Instructions to follow: Quote the data below in full, minus the images.

Material:
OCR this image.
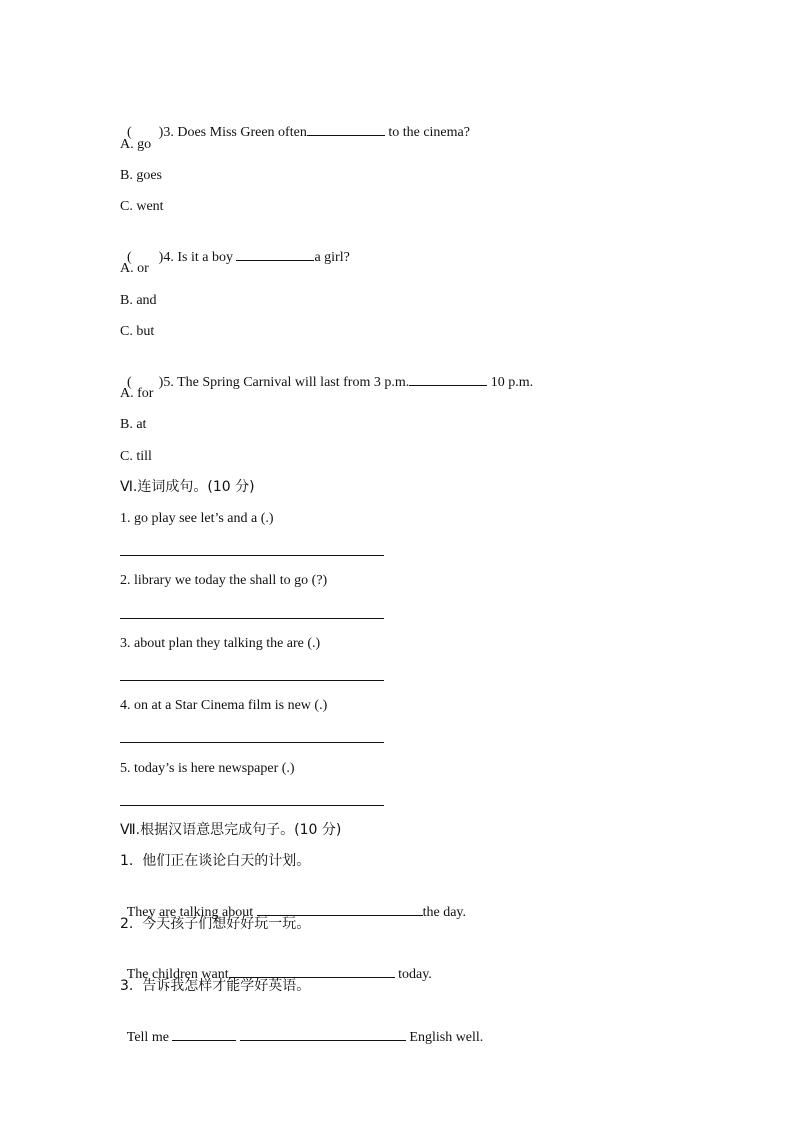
( )3. Does Miss Green often	to the cinema?

A. go
B. goes
C. went

( )4. Is it a boy	a girl?

A. or
B. and
C. but

( )5. The Spring Carnival will last from 3 p.m.	10 p.m.

A. for
B. at
C. till
Ⅵ.连词成句。(10 分)
1. go play see let’s and a (.)
2. library we today the shall to go (?)
3. about plan they talking the are (.)
4. on at a Star Cinema film is new (.)
5. today’s is here newspaper (.)
Ⅶ.根据汉语意思完成句子。(10 分)
1.  他们正在谈论白天的计划。

They are talking about	the day.

2.  今天孩子们想好好玩一玩。

The children want	today.

3.  告诉我怎样才能学好英语。

Tell me	English well.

Answer:
OCR this image.
( )3. Does Miss Green often	to the cinema?

A. go
B. goes
C. went

( )4. Is it a boy	a girl?

A. or
B. and
C. but

( )5. The Spring Carnival will last from 3 p.m.	10 p.m.

A. for
B. at
C. till
Ⅵ.连词成句。(10 分)
1. go play see let’s and a (.)
2. library we today the shall to go (?)
3. about plan they talking the are (.)
4. on at a Star Cinema film is new (.)
5. today’s is here newspaper (.)
Ⅶ.根据汉语意思完成句子。(10 分)
1.  他们正在谈论白天的计划。

They are talking about	the day.

2.  今天孩子们想好好玩一玩。

The children want	today.

3.  告诉我怎样才能学好英语。

Tell me	English well.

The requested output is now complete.